→ DATA LISTING
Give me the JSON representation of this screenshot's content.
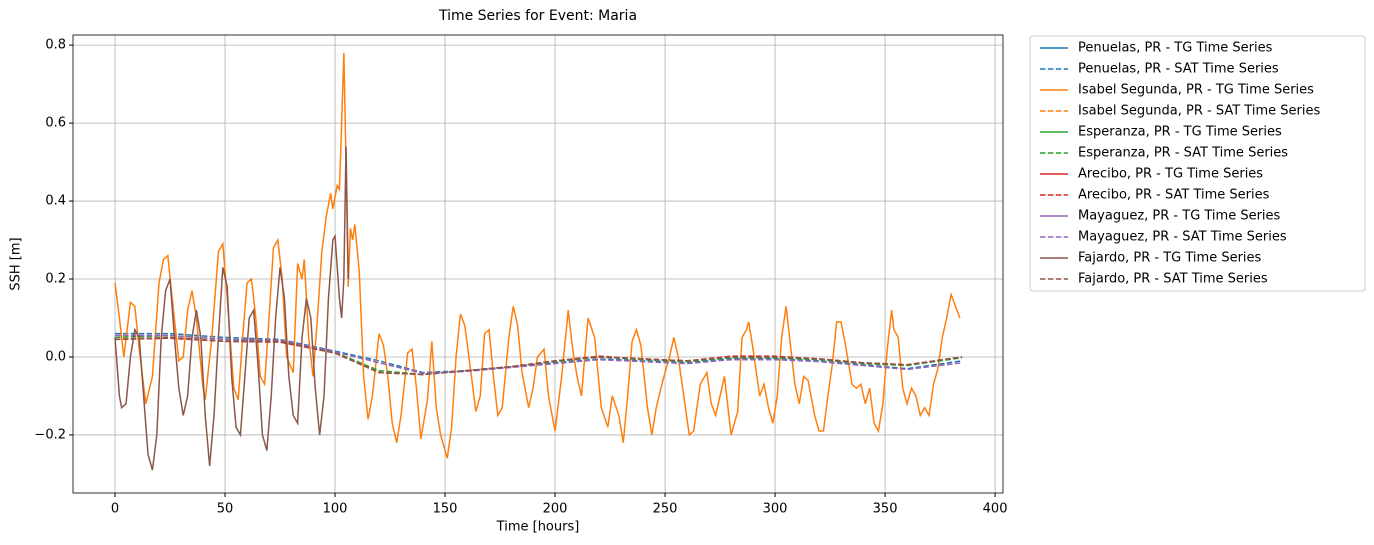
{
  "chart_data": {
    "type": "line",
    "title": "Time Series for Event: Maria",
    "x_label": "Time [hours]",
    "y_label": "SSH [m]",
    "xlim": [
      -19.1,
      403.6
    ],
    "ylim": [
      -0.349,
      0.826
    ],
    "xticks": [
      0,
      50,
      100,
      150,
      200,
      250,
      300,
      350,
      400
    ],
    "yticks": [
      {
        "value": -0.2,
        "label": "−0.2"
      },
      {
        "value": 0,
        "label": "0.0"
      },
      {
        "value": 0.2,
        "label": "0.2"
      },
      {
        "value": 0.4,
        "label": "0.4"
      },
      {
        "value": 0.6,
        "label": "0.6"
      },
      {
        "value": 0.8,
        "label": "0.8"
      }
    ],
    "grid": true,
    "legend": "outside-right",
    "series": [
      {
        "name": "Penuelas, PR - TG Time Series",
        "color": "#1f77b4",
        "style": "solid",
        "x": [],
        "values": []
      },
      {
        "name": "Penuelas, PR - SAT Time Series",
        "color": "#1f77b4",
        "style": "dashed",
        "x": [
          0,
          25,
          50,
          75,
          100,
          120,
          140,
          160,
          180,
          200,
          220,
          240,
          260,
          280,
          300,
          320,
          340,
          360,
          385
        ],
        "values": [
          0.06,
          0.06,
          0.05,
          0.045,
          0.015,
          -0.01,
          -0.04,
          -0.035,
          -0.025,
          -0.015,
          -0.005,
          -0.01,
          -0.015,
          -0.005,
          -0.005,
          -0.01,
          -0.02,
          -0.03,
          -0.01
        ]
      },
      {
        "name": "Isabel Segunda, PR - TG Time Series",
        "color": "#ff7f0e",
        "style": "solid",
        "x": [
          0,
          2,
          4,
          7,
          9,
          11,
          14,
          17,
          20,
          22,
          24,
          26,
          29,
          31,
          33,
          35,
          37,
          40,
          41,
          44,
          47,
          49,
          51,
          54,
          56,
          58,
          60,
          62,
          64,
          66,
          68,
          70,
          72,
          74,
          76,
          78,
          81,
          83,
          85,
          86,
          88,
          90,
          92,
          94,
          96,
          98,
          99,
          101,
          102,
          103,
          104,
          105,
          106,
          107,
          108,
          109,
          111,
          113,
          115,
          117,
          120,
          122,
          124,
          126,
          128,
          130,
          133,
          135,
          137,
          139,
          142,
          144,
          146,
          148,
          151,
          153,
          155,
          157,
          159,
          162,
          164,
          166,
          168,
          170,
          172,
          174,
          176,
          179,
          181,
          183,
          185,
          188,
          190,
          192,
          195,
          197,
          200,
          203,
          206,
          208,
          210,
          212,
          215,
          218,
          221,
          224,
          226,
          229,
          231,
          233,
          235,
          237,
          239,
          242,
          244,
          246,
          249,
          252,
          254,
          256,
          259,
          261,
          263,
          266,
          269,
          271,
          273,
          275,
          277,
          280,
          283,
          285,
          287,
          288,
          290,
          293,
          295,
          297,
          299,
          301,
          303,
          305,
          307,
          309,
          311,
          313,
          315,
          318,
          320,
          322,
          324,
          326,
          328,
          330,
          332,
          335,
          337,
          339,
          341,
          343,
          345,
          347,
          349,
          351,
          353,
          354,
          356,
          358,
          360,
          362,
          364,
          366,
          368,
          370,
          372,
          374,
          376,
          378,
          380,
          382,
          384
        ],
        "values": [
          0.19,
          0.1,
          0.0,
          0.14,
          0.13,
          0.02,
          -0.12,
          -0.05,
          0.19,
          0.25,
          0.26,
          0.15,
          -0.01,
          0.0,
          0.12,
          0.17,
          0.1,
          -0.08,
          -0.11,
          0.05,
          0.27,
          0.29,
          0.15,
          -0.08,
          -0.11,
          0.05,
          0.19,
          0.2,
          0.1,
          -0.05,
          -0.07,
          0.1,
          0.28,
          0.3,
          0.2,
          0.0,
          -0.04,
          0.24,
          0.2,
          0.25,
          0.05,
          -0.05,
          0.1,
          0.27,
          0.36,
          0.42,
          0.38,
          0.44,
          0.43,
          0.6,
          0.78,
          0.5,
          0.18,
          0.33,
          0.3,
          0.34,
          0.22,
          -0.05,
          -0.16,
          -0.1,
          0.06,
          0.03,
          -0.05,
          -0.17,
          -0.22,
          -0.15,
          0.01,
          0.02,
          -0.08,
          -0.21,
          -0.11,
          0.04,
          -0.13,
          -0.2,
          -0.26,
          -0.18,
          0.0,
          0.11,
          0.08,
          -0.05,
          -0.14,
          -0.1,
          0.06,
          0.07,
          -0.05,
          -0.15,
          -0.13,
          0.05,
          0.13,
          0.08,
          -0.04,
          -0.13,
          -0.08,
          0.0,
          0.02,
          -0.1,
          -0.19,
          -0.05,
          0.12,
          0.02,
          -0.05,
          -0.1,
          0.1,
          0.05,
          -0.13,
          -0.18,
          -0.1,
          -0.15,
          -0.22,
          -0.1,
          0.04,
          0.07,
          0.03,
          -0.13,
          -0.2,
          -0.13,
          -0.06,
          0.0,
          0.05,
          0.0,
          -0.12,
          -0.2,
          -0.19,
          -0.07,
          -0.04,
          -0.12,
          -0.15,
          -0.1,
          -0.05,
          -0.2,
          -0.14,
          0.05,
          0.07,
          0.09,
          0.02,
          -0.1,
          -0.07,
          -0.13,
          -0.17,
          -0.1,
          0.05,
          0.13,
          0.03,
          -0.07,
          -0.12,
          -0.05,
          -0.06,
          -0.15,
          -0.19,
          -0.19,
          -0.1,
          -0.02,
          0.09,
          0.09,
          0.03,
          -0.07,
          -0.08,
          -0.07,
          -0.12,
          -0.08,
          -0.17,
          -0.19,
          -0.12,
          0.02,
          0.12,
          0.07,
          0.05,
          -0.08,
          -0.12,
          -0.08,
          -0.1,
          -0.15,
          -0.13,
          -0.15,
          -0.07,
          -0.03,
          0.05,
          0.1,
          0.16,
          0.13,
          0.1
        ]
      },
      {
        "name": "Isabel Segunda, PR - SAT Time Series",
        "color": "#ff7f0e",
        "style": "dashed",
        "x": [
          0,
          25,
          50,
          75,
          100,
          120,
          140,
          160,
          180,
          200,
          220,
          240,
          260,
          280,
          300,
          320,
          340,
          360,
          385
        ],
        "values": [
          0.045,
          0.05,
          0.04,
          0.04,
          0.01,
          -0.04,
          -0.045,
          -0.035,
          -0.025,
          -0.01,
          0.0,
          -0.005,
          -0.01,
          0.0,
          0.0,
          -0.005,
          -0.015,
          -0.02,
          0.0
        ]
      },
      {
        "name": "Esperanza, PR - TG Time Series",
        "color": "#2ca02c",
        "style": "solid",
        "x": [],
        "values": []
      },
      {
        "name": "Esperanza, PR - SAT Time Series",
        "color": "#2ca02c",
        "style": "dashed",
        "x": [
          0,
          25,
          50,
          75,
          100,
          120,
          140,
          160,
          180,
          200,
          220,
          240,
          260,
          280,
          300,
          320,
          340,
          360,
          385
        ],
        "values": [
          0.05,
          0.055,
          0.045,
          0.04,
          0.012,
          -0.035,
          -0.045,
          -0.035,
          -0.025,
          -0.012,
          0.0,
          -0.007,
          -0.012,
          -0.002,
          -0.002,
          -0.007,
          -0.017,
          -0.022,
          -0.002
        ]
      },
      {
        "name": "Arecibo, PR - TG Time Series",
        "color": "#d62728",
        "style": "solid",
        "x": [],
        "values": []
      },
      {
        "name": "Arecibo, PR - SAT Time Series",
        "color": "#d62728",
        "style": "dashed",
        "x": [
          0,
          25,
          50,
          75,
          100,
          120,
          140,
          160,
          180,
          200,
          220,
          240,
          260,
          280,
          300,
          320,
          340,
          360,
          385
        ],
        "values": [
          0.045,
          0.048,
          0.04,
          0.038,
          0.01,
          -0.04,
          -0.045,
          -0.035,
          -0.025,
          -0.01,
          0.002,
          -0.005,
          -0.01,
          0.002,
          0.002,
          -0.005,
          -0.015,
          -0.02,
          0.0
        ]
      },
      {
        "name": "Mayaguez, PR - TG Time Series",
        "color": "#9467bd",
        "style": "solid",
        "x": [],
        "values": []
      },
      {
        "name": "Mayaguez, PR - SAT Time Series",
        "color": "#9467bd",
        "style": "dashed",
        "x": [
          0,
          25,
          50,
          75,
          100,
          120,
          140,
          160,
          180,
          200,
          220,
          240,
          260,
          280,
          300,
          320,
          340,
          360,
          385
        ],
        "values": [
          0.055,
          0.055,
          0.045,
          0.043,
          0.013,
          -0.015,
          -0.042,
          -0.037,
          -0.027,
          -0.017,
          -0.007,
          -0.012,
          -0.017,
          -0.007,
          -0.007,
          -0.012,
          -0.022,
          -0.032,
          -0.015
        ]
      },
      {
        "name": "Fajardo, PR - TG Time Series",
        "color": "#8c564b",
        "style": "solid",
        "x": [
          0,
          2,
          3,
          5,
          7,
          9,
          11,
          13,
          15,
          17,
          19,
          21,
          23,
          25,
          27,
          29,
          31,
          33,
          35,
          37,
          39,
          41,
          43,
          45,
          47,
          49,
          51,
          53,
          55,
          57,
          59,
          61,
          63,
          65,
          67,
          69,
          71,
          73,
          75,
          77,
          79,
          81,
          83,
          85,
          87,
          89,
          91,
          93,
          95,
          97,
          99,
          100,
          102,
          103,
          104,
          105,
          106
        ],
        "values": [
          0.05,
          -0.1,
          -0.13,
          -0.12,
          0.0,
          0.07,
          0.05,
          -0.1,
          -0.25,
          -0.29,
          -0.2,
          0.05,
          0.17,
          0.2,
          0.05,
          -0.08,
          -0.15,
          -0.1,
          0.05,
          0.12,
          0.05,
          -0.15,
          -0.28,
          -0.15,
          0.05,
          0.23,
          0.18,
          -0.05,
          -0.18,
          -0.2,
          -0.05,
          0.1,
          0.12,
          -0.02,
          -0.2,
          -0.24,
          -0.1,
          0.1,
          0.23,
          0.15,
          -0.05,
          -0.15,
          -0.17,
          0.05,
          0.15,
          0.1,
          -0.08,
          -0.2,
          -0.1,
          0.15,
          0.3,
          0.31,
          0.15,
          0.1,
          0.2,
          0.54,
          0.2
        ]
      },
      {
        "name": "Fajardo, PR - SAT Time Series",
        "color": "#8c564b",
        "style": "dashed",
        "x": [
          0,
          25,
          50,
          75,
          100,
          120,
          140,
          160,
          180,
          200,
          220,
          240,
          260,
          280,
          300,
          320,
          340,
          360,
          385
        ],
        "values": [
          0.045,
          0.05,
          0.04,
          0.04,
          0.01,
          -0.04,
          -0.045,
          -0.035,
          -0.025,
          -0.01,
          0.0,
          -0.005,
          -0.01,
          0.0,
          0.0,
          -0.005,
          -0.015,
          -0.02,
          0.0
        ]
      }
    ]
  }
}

→ DIRECTIONS FOR THIS TASK
Note each line of the entries that has "Arecibo" in it, and copy those lines.

→ OUTPUT BELOW
        "name": "Arecibo, PR - TG Time Series",
        "name": "Arecibo, PR - SAT Time Series",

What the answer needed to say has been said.